Records from a dataset
━━━

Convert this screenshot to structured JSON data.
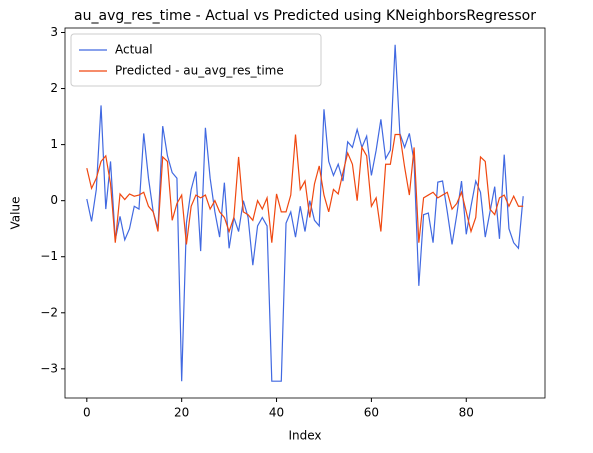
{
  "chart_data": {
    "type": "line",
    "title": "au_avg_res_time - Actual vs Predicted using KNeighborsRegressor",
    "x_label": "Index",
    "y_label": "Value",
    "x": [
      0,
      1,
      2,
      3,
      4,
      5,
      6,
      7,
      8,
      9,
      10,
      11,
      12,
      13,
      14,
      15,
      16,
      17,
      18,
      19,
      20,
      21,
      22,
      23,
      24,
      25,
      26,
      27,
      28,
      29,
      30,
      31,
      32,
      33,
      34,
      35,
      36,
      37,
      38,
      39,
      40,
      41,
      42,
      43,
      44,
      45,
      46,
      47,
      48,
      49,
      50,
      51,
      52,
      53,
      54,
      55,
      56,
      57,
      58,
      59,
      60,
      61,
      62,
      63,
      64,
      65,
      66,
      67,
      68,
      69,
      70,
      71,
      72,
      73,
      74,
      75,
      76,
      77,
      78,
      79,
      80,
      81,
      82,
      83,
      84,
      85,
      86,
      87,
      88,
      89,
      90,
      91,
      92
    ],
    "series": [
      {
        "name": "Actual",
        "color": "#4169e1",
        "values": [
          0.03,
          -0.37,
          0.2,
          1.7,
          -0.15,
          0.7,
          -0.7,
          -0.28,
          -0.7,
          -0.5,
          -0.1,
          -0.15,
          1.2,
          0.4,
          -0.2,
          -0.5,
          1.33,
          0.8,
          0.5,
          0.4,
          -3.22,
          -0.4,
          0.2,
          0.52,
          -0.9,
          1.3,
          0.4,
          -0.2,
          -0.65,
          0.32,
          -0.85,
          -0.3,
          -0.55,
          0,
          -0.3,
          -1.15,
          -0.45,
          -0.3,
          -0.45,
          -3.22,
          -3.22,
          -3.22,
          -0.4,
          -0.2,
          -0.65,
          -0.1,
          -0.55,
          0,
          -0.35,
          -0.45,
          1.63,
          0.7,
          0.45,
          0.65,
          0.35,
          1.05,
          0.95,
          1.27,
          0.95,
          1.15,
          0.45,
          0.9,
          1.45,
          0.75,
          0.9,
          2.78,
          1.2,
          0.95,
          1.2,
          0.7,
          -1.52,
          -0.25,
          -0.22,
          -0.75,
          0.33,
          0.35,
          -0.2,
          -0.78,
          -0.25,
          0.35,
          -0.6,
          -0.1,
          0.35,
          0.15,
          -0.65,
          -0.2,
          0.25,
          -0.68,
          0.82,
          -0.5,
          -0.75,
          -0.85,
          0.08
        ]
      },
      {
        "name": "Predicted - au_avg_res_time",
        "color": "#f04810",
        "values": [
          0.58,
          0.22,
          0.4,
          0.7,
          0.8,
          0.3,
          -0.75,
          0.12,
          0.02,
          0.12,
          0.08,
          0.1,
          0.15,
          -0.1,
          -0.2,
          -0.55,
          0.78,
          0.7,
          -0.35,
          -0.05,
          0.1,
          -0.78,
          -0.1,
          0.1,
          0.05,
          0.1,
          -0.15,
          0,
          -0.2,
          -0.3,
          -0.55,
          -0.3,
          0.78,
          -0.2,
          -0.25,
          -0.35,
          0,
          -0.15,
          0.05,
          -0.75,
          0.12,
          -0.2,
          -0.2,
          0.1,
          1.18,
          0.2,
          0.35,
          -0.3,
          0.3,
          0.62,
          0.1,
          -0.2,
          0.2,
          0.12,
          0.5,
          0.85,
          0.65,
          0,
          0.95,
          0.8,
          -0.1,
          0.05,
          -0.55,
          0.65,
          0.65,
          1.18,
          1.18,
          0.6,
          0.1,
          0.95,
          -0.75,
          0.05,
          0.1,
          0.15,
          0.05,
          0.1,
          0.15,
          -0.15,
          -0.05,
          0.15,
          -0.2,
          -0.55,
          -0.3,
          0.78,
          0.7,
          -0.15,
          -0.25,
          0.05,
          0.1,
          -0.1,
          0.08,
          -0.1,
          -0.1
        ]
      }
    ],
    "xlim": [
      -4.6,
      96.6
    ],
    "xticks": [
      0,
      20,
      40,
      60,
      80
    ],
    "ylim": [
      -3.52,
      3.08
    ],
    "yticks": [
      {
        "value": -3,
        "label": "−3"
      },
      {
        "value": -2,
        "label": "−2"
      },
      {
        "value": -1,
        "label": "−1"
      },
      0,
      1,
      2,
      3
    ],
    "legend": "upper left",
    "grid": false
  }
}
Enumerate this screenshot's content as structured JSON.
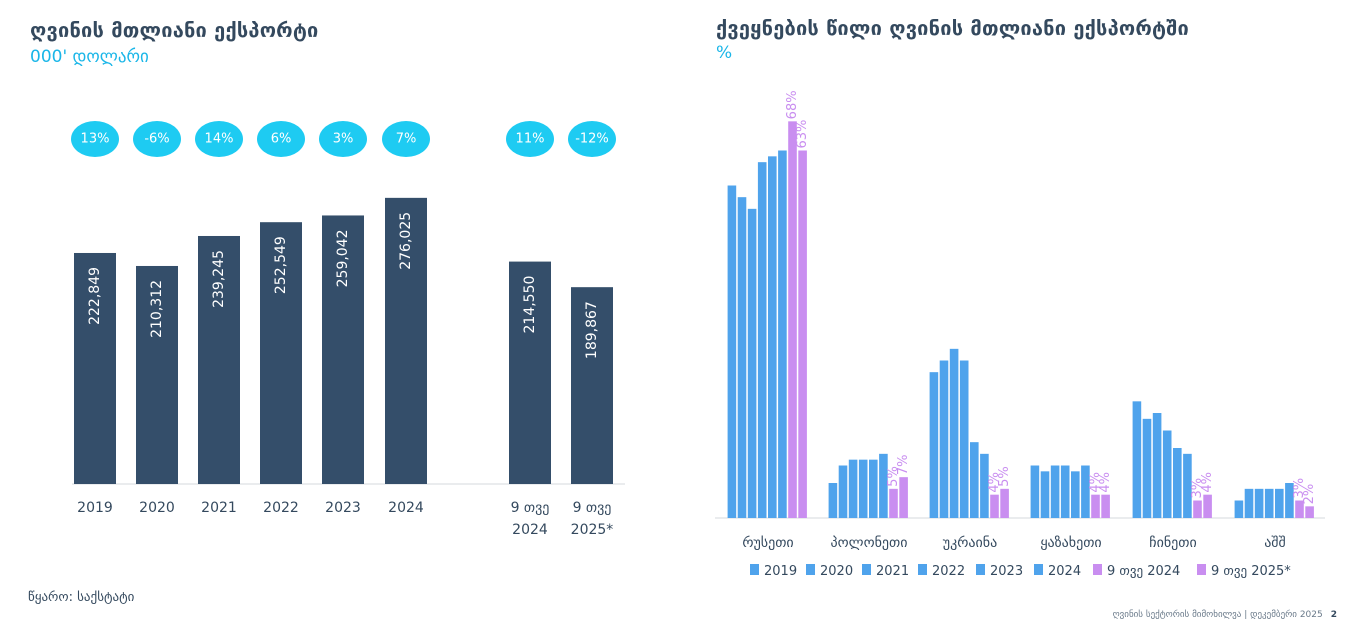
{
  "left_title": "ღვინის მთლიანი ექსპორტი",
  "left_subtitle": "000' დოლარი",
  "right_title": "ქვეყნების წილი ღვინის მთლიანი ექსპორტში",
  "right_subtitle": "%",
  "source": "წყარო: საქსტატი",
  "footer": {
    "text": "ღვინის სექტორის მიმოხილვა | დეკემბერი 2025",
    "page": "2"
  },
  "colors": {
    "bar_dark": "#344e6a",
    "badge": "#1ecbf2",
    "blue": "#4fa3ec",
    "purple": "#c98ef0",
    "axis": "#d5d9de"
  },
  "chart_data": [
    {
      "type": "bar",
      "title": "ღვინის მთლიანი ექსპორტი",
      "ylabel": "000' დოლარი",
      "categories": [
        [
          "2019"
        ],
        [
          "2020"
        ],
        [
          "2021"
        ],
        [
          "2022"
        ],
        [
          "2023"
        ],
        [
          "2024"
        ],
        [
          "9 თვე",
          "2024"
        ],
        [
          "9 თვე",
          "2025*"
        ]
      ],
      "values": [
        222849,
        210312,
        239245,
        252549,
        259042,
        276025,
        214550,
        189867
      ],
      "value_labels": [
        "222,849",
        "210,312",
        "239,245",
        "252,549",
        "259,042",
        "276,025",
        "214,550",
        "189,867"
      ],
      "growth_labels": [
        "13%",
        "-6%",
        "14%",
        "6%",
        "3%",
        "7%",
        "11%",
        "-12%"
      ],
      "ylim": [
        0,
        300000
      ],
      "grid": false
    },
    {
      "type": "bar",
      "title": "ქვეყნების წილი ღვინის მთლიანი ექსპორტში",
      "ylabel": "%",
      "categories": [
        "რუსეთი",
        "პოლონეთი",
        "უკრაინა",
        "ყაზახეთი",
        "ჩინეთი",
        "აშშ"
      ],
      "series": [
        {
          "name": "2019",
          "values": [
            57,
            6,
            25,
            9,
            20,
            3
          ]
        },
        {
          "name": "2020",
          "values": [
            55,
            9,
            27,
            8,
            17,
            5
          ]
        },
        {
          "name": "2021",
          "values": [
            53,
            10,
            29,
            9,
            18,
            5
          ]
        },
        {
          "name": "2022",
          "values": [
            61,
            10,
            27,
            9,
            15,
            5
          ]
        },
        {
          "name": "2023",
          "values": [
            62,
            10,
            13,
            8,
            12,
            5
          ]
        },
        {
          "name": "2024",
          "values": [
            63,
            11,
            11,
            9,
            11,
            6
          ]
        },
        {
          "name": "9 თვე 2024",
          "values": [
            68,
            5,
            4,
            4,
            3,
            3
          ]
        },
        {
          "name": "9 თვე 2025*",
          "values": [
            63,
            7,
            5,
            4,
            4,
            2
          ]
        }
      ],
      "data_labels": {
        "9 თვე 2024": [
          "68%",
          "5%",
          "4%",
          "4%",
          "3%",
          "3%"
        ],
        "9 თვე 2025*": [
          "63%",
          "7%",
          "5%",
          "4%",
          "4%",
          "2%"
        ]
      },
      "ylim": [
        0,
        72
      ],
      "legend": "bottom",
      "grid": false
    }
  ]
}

━━━

• _Written exercise_
From the data above, copy out every line with the string "JSON" in it.

• _Answer below_
Convert this screenshot to structured JSON data.
Enumerate this screenshot's content as structured JSON.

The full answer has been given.